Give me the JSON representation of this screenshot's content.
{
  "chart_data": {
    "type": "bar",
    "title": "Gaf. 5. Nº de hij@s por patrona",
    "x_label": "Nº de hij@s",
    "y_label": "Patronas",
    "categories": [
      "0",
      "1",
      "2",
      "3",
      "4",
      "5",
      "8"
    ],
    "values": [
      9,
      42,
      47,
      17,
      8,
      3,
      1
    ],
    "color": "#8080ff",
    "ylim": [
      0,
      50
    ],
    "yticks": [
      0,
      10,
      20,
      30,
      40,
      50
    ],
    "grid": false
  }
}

+ + + + +

--- Goal ---
Transcribe the whole listing with nothing added or left out.

--- In response ---
Give me the JSON representation of this screenshot's content.
{
  "chart_data": {
    "type": "bar",
    "title": "Gaf. 5. Nº de hij@s por patrona",
    "x_label": "Nº de hij@s",
    "y_label": "Patronas",
    "categories": [
      "0",
      "1",
      "2",
      "3",
      "4",
      "5",
      "8"
    ],
    "values": [
      9,
      42,
      47,
      17,
      8,
      3,
      1
    ],
    "color": "#8080ff",
    "ylim": [
      0,
      50
    ],
    "yticks": [
      0,
      10,
      20,
      30,
      40,
      50
    ],
    "grid": false
  }
}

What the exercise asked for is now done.